• **Written instruction**: Please reproduce the lines below word for word, keeping every character and their order unchanged.
** start **
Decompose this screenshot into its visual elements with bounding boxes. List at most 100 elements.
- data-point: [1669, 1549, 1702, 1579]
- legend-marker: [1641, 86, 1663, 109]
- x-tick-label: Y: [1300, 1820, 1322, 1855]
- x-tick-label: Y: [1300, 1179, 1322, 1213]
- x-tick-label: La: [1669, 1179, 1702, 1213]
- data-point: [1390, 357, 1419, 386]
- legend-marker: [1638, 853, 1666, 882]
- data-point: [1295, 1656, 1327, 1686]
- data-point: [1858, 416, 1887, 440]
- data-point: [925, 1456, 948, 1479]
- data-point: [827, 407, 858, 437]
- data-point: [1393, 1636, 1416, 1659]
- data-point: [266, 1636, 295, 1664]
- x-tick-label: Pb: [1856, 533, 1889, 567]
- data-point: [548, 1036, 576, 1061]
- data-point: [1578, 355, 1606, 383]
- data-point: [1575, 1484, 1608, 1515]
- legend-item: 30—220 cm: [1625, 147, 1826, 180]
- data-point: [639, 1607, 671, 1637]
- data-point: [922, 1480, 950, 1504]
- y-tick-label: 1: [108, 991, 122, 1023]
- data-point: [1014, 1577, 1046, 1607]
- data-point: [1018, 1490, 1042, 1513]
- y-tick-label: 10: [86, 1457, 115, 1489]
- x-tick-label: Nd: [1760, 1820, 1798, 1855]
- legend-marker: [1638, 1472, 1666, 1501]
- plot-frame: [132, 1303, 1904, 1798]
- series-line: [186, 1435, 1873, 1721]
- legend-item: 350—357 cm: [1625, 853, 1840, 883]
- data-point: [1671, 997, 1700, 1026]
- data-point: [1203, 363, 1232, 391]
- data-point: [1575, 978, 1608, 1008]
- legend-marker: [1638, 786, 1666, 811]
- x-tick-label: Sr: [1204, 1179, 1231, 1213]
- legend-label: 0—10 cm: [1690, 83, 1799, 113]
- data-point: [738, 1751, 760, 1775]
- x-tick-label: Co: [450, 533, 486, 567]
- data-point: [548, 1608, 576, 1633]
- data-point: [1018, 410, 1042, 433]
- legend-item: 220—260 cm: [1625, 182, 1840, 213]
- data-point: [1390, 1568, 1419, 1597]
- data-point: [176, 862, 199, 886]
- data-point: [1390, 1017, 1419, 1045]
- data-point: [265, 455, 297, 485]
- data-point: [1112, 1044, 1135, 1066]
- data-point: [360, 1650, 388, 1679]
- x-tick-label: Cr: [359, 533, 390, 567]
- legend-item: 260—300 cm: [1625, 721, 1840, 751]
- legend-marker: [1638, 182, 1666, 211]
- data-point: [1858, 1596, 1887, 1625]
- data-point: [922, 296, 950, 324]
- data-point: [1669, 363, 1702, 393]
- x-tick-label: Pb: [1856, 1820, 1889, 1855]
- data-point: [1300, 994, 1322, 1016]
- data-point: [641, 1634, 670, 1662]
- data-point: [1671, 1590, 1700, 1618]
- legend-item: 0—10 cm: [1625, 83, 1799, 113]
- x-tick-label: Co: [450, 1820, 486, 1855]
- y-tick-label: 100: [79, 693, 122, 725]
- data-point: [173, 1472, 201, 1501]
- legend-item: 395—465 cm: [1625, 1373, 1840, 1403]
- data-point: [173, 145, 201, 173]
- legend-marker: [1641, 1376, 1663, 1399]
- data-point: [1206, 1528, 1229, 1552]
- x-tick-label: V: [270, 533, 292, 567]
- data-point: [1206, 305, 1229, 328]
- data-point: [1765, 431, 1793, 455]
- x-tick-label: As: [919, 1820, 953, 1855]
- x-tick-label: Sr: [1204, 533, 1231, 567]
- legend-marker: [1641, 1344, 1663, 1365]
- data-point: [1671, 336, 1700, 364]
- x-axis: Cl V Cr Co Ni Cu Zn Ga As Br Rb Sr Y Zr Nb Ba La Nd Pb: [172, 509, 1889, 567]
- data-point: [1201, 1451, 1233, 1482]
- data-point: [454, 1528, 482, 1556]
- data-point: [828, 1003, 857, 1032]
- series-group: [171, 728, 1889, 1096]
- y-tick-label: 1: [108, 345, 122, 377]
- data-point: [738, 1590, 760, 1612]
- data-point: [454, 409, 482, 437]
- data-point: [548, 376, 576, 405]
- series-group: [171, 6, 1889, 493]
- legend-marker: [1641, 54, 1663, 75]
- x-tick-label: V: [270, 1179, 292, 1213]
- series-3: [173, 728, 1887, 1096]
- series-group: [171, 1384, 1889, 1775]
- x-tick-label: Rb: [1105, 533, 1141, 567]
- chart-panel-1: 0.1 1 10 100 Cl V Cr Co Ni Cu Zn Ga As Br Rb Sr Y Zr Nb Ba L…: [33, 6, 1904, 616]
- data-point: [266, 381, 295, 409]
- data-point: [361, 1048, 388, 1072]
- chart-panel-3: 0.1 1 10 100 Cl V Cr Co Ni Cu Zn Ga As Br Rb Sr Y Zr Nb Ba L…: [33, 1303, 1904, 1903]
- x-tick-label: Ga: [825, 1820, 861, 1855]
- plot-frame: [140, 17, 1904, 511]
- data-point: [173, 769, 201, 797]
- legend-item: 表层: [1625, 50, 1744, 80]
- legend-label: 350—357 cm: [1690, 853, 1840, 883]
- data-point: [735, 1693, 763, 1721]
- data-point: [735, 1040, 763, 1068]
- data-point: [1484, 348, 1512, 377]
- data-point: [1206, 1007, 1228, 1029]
** end **
• **Exercise result**:
Decompose this screenshot into its visual elements with bounding boxes. List at most 100 elements.
- data-point: [1669, 1549, 1702, 1579]
- legend-marker: [1641, 86, 1663, 109]
- x-tick-label: Y: [1300, 1820, 1322, 1855]
- x-tick-label: Y: [1300, 1179, 1322, 1213]
- x-tick-label: La: [1669, 1179, 1702, 1213]
- data-point: [1390, 357, 1419, 386]
- legend-marker: [1638, 853, 1666, 882]
- data-point: [1295, 1656, 1327, 1686]
- data-point: [1858, 416, 1887, 440]
- data-point: [925, 1456, 948, 1479]
- data-point: [827, 407, 858, 437]
- data-point: [1393, 1636, 1416, 1659]
- data-point: [266, 1636, 295, 1664]
- x-tick-label: Pb: [1856, 533, 1889, 567]
- data-point: [548, 1036, 576, 1061]
- data-point: [1578, 355, 1606, 383]
- data-point: [1575, 1484, 1608, 1515]
- legend-item: 30—220 cm: [1625, 147, 1826, 180]
- data-point: [639, 1607, 671, 1637]
- data-point: [922, 1480, 950, 1504]
- y-tick-label: 1: [108, 991, 122, 1023]
- data-point: [1014, 1577, 1046, 1607]
- data-point: [1018, 1490, 1042, 1513]
- y-tick-label: 10: [86, 1457, 115, 1489]
- x-tick-label: Nd: [1760, 1820, 1798, 1855]
- legend-marker: [1638, 1472, 1666, 1501]
- plot-frame: [132, 1303, 1904, 1798]
- series-line: [186, 1435, 1873, 1721]
- legend-item: 350—357 cm: [1625, 853, 1840, 883]
- data-point: [1671, 997, 1700, 1026]
- data-point: [1203, 363, 1232, 391]
- data-point: [1575, 978, 1608, 1008]
- legend-marker: [1638, 786, 1666, 811]
- x-tick-label: Sr: [1204, 1179, 1231, 1213]
- legend-label: 0—10 cm: [1690, 83, 1799, 113]
- data-point: [738, 1751, 760, 1775]
- x-tick-label: Co: [450, 533, 486, 567]
- data-point: [548, 1608, 576, 1633]
- data-point: [1018, 410, 1042, 433]
- legend-item: 220—260 cm: [1625, 182, 1840, 213]
- data-point: [1390, 1568, 1419, 1597]
- data-point: [176, 862, 199, 886]
- data-point: [1390, 1017, 1419, 1045]
- data-point: [265, 455, 297, 485]
- data-point: [1112, 1044, 1135, 1066]
- data-point: [360, 1650, 388, 1679]
- x-tick-label: Cr: [359, 533, 390, 567]
- legend-item: 260—300 cm: [1625, 721, 1840, 751]
- legend-marker: [1638, 182, 1666, 211]
- data-point: [1858, 1596, 1887, 1625]
- data-point: [922, 296, 950, 324]
- data-point: [1669, 363, 1702, 393]
- x-tick-label: Pb: [1856, 1820, 1889, 1855]
- data-point: [1300, 994, 1322, 1016]
- data-point: [641, 1634, 670, 1662]
- data-point: [1671, 1590, 1700, 1618]
- legend-item: 0—10 cm: [1625, 83, 1799, 113]
- x-tick-label: Co: [450, 1820, 486, 1855]
- y-tick-label: 100: [79, 693, 122, 725]
- data-point: [173, 1472, 201, 1501]
- legend-item: 395—465 cm: [1625, 1373, 1840, 1403]
- data-point: [173, 145, 201, 173]
- legend-marker: [1641, 1376, 1663, 1399]
- data-point: [1206, 1528, 1229, 1552]
- x-tick-label: V: [270, 533, 292, 567]
- data-point: [1206, 305, 1229, 328]
- data-point: [1765, 431, 1793, 455]
- x-tick-label: As: [919, 1820, 953, 1855]
- x-tick-label: Sr: [1204, 533, 1231, 567]
- legend-marker: [1641, 1344, 1663, 1365]
- data-point: [1671, 336, 1700, 364]
- x-axis: Cl V Cr Co Ni Cu Zn Ga As Br Rb Sr Y Zr Nb Ba La Nd Pb: [172, 509, 1889, 567]
- data-point: [1201, 1451, 1233, 1482]
- data-point: [454, 1528, 482, 1556]
- data-point: [828, 1003, 857, 1032]
- series-group: [171, 728, 1889, 1096]
- y-tick-label: 1: [108, 345, 122, 377]
- data-point: [738, 1590, 760, 1612]
- data-point: [454, 409, 482, 437]
- data-point: [548, 376, 576, 405]
- series-group: [171, 6, 1889, 493]
- legend-marker: [1641, 54, 1663, 75]
- x-tick-label: V: [270, 1179, 292, 1213]
- series-3: [173, 728, 1887, 1096]
- series-group: [171, 1384, 1889, 1775]
- x-tick-label: Rb: [1105, 533, 1141, 567]
- chart-panel-1: 0.1 1 10 100 Cl V Cr Co Ni Cu Zn Ga As Br Rb Sr Y Zr Nb Ba L…: [33, 6, 1904, 616]
- data-point: [266, 381, 295, 409]
- data-point: [361, 1048, 388, 1072]
- chart-panel-3: 0.1 1 10 100 Cl V Cr Co Ni Cu Zn Ga As Br Rb Sr Y Zr Nb Ba L…: [33, 1303, 1904, 1903]
- x-tick-label: Ga: [825, 1820, 861, 1855]
- plot-frame: [140, 17, 1904, 511]
- data-point: [173, 769, 201, 797]
- legend-item: 表层: [1625, 50, 1744, 80]
- legend-label: 350—357 cm: [1690, 853, 1840, 883]
- data-point: [735, 1693, 763, 1721]
- data-point: [735, 1040, 763, 1068]
- data-point: [1484, 348, 1512, 377]
- data-point: [1206, 1007, 1228, 1029]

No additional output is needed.